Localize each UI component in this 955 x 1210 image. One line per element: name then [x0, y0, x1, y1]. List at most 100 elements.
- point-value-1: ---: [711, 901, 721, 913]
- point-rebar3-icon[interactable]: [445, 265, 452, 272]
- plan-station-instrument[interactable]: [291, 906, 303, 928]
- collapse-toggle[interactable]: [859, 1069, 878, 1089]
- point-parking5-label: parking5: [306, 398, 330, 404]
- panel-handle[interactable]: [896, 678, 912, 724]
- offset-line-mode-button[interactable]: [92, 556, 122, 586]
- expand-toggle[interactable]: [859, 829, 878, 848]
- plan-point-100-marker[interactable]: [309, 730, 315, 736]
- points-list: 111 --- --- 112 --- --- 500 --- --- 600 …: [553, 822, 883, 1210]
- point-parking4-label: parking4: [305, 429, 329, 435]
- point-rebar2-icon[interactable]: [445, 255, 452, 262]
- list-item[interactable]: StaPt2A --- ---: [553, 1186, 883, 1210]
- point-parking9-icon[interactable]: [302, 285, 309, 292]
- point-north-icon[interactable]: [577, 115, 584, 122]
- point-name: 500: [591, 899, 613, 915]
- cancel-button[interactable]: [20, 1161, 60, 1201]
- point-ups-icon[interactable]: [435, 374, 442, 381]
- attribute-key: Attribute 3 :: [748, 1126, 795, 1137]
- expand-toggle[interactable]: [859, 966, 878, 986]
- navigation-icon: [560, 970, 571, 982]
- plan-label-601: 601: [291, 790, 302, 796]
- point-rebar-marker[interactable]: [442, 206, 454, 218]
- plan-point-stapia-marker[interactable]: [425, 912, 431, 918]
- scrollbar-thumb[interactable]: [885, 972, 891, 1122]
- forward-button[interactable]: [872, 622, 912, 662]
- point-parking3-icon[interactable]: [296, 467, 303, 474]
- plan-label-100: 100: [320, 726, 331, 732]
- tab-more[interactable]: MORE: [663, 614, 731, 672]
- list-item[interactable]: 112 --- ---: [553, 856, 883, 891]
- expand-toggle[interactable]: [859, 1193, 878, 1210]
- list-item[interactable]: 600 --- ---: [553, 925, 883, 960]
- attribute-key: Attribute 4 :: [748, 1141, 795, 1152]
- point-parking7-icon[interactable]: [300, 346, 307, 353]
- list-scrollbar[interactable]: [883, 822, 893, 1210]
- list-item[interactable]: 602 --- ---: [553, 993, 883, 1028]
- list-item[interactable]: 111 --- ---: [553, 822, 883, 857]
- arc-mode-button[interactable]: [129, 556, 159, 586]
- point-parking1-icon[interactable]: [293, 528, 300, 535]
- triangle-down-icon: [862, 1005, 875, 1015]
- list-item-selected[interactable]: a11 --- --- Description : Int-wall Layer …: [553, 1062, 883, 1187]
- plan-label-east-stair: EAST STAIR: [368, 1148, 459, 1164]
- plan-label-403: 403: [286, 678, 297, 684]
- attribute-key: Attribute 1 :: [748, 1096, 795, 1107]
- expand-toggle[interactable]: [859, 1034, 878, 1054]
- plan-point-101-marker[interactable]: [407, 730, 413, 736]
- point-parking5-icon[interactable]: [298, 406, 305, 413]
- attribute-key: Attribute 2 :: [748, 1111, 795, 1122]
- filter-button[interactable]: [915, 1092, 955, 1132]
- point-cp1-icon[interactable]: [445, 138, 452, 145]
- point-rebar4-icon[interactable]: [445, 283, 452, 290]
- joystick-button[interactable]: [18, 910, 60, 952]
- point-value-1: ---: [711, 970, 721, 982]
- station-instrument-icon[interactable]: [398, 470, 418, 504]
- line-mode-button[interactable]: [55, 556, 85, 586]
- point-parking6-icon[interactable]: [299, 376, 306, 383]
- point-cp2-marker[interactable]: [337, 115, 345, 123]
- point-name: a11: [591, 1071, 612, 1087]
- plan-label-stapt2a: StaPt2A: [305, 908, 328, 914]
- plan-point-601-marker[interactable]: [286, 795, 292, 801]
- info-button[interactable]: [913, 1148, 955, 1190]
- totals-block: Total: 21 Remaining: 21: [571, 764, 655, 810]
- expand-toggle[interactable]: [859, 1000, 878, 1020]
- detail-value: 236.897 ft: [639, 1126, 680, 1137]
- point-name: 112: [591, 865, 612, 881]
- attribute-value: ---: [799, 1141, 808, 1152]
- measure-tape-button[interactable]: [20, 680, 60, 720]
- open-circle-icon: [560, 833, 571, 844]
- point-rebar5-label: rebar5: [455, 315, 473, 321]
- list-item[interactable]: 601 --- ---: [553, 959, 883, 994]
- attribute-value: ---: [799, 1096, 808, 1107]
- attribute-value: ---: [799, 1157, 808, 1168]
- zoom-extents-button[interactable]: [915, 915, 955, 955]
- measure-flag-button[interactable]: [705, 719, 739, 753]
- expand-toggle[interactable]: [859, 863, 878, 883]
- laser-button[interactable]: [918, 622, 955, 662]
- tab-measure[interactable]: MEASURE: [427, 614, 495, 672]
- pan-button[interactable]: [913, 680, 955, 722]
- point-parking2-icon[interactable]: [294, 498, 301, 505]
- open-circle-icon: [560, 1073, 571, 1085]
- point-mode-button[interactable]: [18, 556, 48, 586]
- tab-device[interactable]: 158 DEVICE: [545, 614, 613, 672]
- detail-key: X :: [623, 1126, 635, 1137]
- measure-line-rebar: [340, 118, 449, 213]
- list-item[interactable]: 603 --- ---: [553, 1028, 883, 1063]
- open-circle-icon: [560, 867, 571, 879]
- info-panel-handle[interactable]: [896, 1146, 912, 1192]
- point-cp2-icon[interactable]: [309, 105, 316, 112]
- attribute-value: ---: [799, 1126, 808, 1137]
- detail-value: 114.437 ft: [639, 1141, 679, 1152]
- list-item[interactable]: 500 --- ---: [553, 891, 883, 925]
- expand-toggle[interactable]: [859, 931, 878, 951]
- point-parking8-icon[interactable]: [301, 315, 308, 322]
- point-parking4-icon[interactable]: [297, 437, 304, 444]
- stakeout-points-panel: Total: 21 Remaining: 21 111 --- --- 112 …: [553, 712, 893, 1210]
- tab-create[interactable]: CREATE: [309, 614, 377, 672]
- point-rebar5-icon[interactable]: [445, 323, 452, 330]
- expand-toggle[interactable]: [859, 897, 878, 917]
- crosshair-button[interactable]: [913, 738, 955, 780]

> Prompt
Rewrite the listing above with every occurrence of "expand-toggle" swapped for "disclosure-toggle", leaving everything else unchanged.

> Exercise solution
Localize each UI component in this 955 x 1210 image. One line per element: name then [x0, y0, x1, y1]. List at most 100 elements.
- point-value-1: ---: [711, 901, 721, 913]
- point-rebar3-icon[interactable]: [445, 265, 452, 272]
- plan-station-instrument[interactable]: [291, 906, 303, 928]
- collapse-toggle[interactable]: [859, 1069, 878, 1089]
- point-parking5-label: parking5: [306, 398, 330, 404]
- panel-handle[interactable]: [896, 678, 912, 724]
- offset-line-mode-button[interactable]: [92, 556, 122, 586]
- disclosure-toggle[interactable]: [859, 829, 878, 848]
- plan-point-100-marker[interactable]: [309, 730, 315, 736]
- points-list: 111 --- --- 112 --- --- 500 --- --- 600 …: [553, 822, 883, 1210]
- point-parking4-label: parking4: [305, 429, 329, 435]
- point-rebar2-icon[interactable]: [445, 255, 452, 262]
- list-item[interactable]: StaPt2A --- ---: [553, 1186, 883, 1210]
- point-parking9-icon[interactable]: [302, 285, 309, 292]
- point-north-icon[interactable]: [577, 115, 584, 122]
- point-name: 500: [591, 899, 613, 915]
- cancel-button[interactable]: [20, 1161, 60, 1201]
- point-ups-icon[interactable]: [435, 374, 442, 381]
- attribute-key: Attribute 3 :: [748, 1126, 795, 1137]
- disclosure-toggle[interactable]: [859, 966, 878, 986]
- navigation-icon: [560, 970, 571, 982]
- plan-label-601: 601: [291, 790, 302, 796]
- point-rebar-marker[interactable]: [442, 206, 454, 218]
- plan-point-stapia-marker[interactable]: [425, 912, 431, 918]
- scrollbar-thumb[interactable]: [885, 972, 891, 1122]
- forward-button[interactable]: [872, 622, 912, 662]
- point-parking3-icon[interactable]: [296, 467, 303, 474]
- plan-label-100: 100: [320, 726, 331, 732]
- tab-more[interactable]: MORE: [663, 614, 731, 672]
- list-item[interactable]: 112 --- ---: [553, 856, 883, 891]
- disclosure-toggle[interactable]: [859, 1193, 878, 1210]
- list-item[interactable]: 600 --- ---: [553, 925, 883, 960]
- attribute-key: Attribute 4 :: [748, 1141, 795, 1152]
- point-parking7-icon[interactable]: [300, 346, 307, 353]
- list-scrollbar[interactable]: [883, 822, 893, 1210]
- list-item[interactable]: 602 --- ---: [553, 993, 883, 1028]
- list-item[interactable]: 111 --- ---: [553, 822, 883, 857]
- arc-mode-button[interactable]: [129, 556, 159, 586]
- point-parking1-icon[interactable]: [293, 528, 300, 535]
- triangle-down-icon: [862, 1005, 875, 1015]
- list-item-selected[interactable]: a11 --- --- Description : Int-wall Layer …: [553, 1062, 883, 1187]
- plan-label-east-stair: EAST STAIR: [368, 1148, 459, 1164]
- plan-label-403: 403: [286, 678, 297, 684]
- attribute-key: Attribute 1 :: [748, 1096, 795, 1107]
- disclosure-toggle[interactable]: [859, 1034, 878, 1054]
- plan-point-101-marker[interactable]: [407, 730, 413, 736]
- point-parking5-icon[interactable]: [298, 406, 305, 413]
- attribute-key: Attribute 2 :: [748, 1111, 795, 1122]
- filter-button[interactable]: [915, 1092, 955, 1132]
- point-cp1-icon[interactable]: [445, 138, 452, 145]
- point-rebar4-icon[interactable]: [445, 283, 452, 290]
- joystick-button[interactable]: [18, 910, 60, 952]
- point-value-1: ---: [711, 970, 721, 982]
- station-instrument-icon[interactable]: [398, 470, 418, 504]
- line-mode-button[interactable]: [55, 556, 85, 586]
- point-parking6-icon[interactable]: [299, 376, 306, 383]
- point-cp2-marker[interactable]: [337, 115, 345, 123]
- point-name: a11: [591, 1071, 612, 1087]
- plan-label-stapt2a: StaPt2A: [305, 908, 328, 914]
- plan-point-601-marker[interactable]: [286, 795, 292, 801]
- info-button[interactable]: [913, 1148, 955, 1190]
- totals-block: Total: 21 Remaining: 21: [571, 764, 655, 810]
- disclosure-toggle[interactable]: [859, 1000, 878, 1020]
- detail-value: 236.897 ft: [639, 1126, 680, 1137]
- point-name: 112: [591, 865, 612, 881]
- attribute-value: ---: [799, 1141, 808, 1152]
- measure-tape-button[interactable]: [20, 680, 60, 720]
- open-circle-icon: [560, 833, 571, 844]
- point-rebar5-label: rebar5: [455, 315, 473, 321]
- list-item[interactable]: 601 --- ---: [553, 959, 883, 994]
- attribute-value: ---: [799, 1096, 808, 1107]
- attribute-value: ---: [799, 1157, 808, 1168]
- zoom-extents-button[interactable]: [915, 915, 955, 955]
- measure-flag-button[interactable]: [705, 719, 739, 753]
- disclosure-toggle[interactable]: [859, 863, 878, 883]
- laser-button[interactable]: [918, 622, 955, 662]
- tab-measure[interactable]: MEASURE: [427, 614, 495, 672]
- pan-button[interactable]: [913, 680, 955, 722]
- point-parking2-icon[interactable]: [294, 498, 301, 505]
- open-circle-icon: [560, 1073, 571, 1085]
- point-mode-button[interactable]: [18, 556, 48, 586]
- tab-device[interactable]: 158 DEVICE: [545, 614, 613, 672]
- detail-key: X :: [623, 1126, 635, 1137]
- measure-line-rebar: [340, 118, 449, 213]
- list-item[interactable]: 603 --- ---: [553, 1028, 883, 1063]
- open-circle-icon: [560, 867, 571, 879]
- info-panel-handle[interactable]: [896, 1146, 912, 1192]
- point-cp2-icon[interactable]: [309, 105, 316, 112]
- attribute-value: ---: [799, 1126, 808, 1137]
- detail-value: 114.437 ft: [639, 1141, 679, 1152]
- list-item[interactable]: 500 --- ---: [553, 891, 883, 925]
- disclosure-toggle[interactable]: [859, 931, 878, 951]
- point-parking8-icon[interactable]: [301, 315, 308, 322]
- point-parking4-icon[interactable]: [297, 437, 304, 444]
- stakeout-points-panel: Total: 21 Remaining: 21 111 --- --- 112 …: [553, 712, 893, 1210]
- tab-create[interactable]: CREATE: [309, 614, 377, 672]
- point-rebar5-icon[interactable]: [445, 323, 452, 330]
- disclosure-toggle[interactable]: [859, 897, 878, 917]
- crosshair-button[interactable]: [913, 738, 955, 780]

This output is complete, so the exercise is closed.